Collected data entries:
******************************

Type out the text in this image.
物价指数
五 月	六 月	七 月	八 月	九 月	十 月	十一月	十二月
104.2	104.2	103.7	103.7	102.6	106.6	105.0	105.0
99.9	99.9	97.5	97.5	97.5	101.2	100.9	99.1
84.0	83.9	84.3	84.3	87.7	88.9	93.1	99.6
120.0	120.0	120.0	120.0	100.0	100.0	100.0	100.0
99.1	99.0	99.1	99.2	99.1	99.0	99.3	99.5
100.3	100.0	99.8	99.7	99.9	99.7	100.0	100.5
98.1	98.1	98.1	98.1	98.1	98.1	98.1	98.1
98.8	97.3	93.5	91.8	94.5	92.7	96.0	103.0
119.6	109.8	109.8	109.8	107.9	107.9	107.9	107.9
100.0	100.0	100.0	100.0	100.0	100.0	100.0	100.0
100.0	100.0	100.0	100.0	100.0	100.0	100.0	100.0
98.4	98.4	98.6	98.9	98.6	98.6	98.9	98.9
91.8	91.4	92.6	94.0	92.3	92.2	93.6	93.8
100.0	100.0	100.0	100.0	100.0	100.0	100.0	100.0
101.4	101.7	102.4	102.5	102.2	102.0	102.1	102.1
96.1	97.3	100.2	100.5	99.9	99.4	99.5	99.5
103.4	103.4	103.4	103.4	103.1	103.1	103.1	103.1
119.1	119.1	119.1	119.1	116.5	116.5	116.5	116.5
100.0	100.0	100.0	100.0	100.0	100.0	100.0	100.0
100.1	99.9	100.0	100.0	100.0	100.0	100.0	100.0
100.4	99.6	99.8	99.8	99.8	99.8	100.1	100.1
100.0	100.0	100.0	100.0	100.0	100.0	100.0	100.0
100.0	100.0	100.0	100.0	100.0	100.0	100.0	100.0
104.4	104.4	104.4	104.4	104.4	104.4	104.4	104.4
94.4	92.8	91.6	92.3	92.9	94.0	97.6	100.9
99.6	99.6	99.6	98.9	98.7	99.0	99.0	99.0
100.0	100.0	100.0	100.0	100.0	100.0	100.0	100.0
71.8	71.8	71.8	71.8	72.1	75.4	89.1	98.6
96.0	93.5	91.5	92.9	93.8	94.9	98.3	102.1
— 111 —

******************************

**Short problem**:
Using the listing above, reproduce each line without omission.

**Problem solution**:
Type out the text in this image.
物价指数
五 月	六 月	七 月	八 月	九 月	十 月	十一月	十二月
104.2	104.2	103.7	103.7	102.6	106.6	105.0	105.0
99.9	99.9	97.5	97.5	97.5	101.2	100.9	99.1
84.0	83.9	84.3	84.3	87.7	88.9	93.1	99.6
120.0	120.0	120.0	120.0	100.0	100.0	100.0	100.0
99.1	99.0	99.1	99.2	99.1	99.0	99.3	99.5
100.3	100.0	99.8	99.7	99.9	99.7	100.0	100.5
98.1	98.1	98.1	98.1	98.1	98.1	98.1	98.1
98.8	97.3	93.5	91.8	94.5	92.7	96.0	103.0
119.6	109.8	109.8	109.8	107.9	107.9	107.9	107.9
100.0	100.0	100.0	100.0	100.0	100.0	100.0	100.0
100.0	100.0	100.0	100.0	100.0	100.0	100.0	100.0
98.4	98.4	98.6	98.9	98.6	98.6	98.9	98.9
91.8	91.4	92.6	94.0	92.3	92.2	93.6	93.8
100.0	100.0	100.0	100.0	100.0	100.0	100.0	100.0
101.4	101.7	102.4	102.5	102.2	102.0	102.1	102.1
96.1	97.3	100.2	100.5	99.9	99.4	99.5	99.5
103.4	103.4	103.4	103.4	103.1	103.1	103.1	103.1
119.1	119.1	119.1	119.1	116.5	116.5	116.5	116.5
100.0	100.0	100.0	100.0	100.0	100.0	100.0	100.0
100.1	99.9	100.0	100.0	100.0	100.0	100.0	100.0
100.4	99.6	99.8	99.8	99.8	99.8	100.1	100.1
100.0	100.0	100.0	100.0	100.0	100.0	100.0	100.0
100.0	100.0	100.0	100.0	100.0	100.0	100.0	100.0
104.4	104.4	104.4	104.4	104.4	104.4	104.4	104.4
94.4	92.8	91.6	92.3	92.9	94.0	97.6	100.9
99.6	99.6	99.6	98.9	98.7	99.0	99.0	99.0
100.0	100.0	100.0	100.0	100.0	100.0	100.0	100.0
71.8	71.8	71.8	71.8	72.1	75.4	89.1	98.6
96.0	93.5	91.5	92.9	93.8	94.9	98.3	102.1
— 111 —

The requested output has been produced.